- Excerpted data:
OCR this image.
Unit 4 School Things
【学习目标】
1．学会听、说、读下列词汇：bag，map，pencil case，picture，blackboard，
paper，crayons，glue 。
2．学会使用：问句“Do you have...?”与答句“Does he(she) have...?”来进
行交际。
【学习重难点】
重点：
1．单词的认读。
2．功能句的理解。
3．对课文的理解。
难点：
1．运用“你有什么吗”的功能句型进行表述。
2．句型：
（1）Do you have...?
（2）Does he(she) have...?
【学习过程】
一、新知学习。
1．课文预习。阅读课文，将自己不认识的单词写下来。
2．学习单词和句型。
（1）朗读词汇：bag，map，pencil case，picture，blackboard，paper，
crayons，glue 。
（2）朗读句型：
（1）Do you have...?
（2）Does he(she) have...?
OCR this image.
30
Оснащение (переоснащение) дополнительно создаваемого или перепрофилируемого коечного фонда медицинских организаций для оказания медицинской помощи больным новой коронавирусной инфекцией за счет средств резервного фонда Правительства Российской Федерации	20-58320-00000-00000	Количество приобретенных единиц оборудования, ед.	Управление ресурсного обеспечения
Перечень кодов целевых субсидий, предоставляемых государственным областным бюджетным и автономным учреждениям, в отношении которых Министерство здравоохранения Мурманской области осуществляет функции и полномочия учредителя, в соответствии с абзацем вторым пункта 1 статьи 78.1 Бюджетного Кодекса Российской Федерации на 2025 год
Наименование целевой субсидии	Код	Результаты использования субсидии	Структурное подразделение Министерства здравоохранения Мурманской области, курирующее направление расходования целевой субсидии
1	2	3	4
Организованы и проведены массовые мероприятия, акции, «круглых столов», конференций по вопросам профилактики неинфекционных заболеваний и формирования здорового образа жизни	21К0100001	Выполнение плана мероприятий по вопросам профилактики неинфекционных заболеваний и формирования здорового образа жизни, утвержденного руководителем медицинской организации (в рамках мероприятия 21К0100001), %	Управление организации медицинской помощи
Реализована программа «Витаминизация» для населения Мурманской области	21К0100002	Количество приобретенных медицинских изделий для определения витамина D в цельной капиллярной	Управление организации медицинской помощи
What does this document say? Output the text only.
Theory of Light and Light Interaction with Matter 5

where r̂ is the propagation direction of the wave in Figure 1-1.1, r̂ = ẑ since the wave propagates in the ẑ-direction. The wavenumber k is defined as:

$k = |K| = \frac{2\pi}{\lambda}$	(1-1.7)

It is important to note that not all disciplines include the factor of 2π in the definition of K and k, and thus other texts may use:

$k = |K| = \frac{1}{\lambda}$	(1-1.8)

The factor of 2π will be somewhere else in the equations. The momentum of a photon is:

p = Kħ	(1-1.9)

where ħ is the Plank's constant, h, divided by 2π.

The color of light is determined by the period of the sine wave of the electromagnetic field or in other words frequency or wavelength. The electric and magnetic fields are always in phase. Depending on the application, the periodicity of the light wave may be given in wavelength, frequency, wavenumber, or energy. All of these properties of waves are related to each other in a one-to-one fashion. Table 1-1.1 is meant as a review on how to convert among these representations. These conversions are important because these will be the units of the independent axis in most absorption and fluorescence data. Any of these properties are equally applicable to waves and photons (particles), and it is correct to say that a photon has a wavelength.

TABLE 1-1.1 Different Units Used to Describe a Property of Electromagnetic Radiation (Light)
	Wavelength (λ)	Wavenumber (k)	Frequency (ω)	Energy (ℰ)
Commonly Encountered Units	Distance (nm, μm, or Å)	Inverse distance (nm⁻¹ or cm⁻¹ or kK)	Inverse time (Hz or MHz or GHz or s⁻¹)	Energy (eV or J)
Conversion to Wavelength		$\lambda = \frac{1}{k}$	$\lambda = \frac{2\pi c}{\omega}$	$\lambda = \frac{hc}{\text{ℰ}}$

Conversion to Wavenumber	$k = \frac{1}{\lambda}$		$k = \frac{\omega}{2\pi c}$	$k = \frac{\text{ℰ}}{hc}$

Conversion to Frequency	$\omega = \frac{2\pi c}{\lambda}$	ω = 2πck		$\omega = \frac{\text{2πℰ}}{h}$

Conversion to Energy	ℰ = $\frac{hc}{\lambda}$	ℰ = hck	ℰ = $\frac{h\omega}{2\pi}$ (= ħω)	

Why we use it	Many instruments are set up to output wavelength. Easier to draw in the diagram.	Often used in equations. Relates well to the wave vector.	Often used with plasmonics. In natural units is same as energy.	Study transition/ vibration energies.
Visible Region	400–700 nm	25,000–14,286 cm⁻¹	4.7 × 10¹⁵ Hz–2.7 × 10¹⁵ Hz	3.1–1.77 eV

- Directions for this task:
Retype the records that precede this task, keeping them exactly the same.

- Written response:
OCR this image.
Unit 4 School Things
【学习目标】
1．学会听、说、读下列词汇：bag，map，pencil case，picture，blackboard，
paper，crayons，glue 。
2．学会使用：问句“Do you have...?”与答句“Does he(she) have...?”来进
行交际。
【学习重难点】
重点：
1．单词的认读。
2．功能句的理解。
3．对课文的理解。
难点：
1．运用“你有什么吗”的功能句型进行表述。
2．句型：
（1）Do you have...?
（2）Does he(she) have...?
【学习过程】
一、新知学习。
1．课文预习。阅读课文，将自己不认识的单词写下来。
2．学习单词和句型。
（1）朗读词汇：bag，map，pencil case，picture，blackboard，paper，
crayons，glue 。
（2）朗读句型：
（1）Do you have...?
（2）Does he(she) have...?
OCR this image.
30
Оснащение (переоснащение) дополнительно создаваемого или перепрофилируемого коечного фонда медицинских организаций для оказания медицинской помощи больным новой коронавирусной инфекцией за счет средств резервного фонда Правительства Российской Федерации	20-58320-00000-00000	Количество приобретенных единиц оборудования, ед.	Управление ресурсного обеспечения
Перечень кодов целевых субсидий, предоставляемых государственным областным бюджетным и автономным учреждениям, в отношении которых Министерство здравоохранения Мурманской области осуществляет функции и полномочия учредителя, в соответствии с абзацем вторым пункта 1 статьи 78.1 Бюджетного Кодекса Российской Федерации на 2025 год
Наименование целевой субсидии	Код	Результаты использования субсидии	Структурное подразделение Министерства здравоохранения Мурманской области, курирующее направление расходования целевой субсидии
1	2	3	4
Организованы и проведены массовые мероприятия, акции, «круглых столов», конференций по вопросам профилактики неинфекционных заболеваний и формирования здорового образа жизни	21К0100001	Выполнение плана мероприятий по вопросам профилактики неинфекционных заболеваний и формирования здорового образа жизни, утвержденного руководителем медицинской организации (в рамках мероприятия 21К0100001), %	Управление организации медицинской помощи
Реализована программа «Витаминизация» для населения Мурманской области	21К0100002	Количество приобретенных медицинских изделий для определения витамина D в цельной капиллярной	Управление организации медицинской помощи
What does this document say? Output the text only.
Theory of Light and Light Interaction with Matter 5

where r̂ is the propagation direction of the wave in Figure 1-1.1, r̂ = ẑ since the wave propagates in the ẑ-direction. The wavenumber k is defined as:

$k = |K| = \frac{2\pi}{\lambda}$	(1-1.7)

It is important to note that not all disciplines include the factor of 2π in the definition of K and k, and thus other texts may use:

$k = |K| = \frac{1}{\lambda}$	(1-1.8)

The factor of 2π will be somewhere else in the equations. The momentum of a photon is:

p = Kħ	(1-1.9)

where ħ is the Plank's constant, h, divided by 2π.

The color of light is determined by the period of the sine wave of the electromagnetic field or in other words frequency or wavelength. The electric and magnetic fields are always in phase. Depending on the application, the periodicity of the light wave may be given in wavelength, frequency, wavenumber, or energy. All of these properties of waves are related to each other in a one-to-one fashion. Table 1-1.1 is meant as a review on how to convert among these representations. These conversions are important because these will be the units of the independent axis in most absorption and fluorescence data. Any of these properties are equally applicable to waves and photons (particles), and it is correct to say that a photon has a wavelength.

TABLE 1-1.1 Different Units Used to Describe a Property of Electromagnetic Radiation (Light)
	Wavelength (λ)	Wavenumber (k)	Frequency (ω)	Energy (ℰ)
Commonly Encountered Units	Distance (nm, μm, or Å)	Inverse distance (nm⁻¹ or cm⁻¹ or kK)	Inverse time (Hz or MHz or GHz or s⁻¹)	Energy (eV or J)
Conversion to Wavelength		$\lambda = \frac{1}{k}$	$\lambda = \frac{2\pi c}{\omega}$	$\lambda = \frac{hc}{\text{ℰ}}$

Conversion to Wavenumber	$k = \frac{1}{\lambda}$		$k = \frac{\omega}{2\pi c}$	$k = \frac{\text{ℰ}}{hc}$

Conversion to Frequency	$\omega = \frac{2\pi c}{\lambda}$	ω = 2πck		$\omega = \frac{\text{2πℰ}}{h}$

Conversion to Energy	ℰ = $\frac{hc}{\lambda}$	ℰ = hck	ℰ = $\frac{h\omega}{2\pi}$ (= ħω)	

Why we use it	Many instruments are set up to output wavelength. Easier to draw in the diagram.	Often used in equations. Relates well to the wave vector.	Often used with plasmonics. In natural units is same as energy.	Study transition/ vibration energies.
Visible Region	400–700 nm	25,000–14,286 cm⁻¹	4.7 × 10¹⁵ Hz–2.7 × 10¹⁵ Hz	3.1–1.77 eV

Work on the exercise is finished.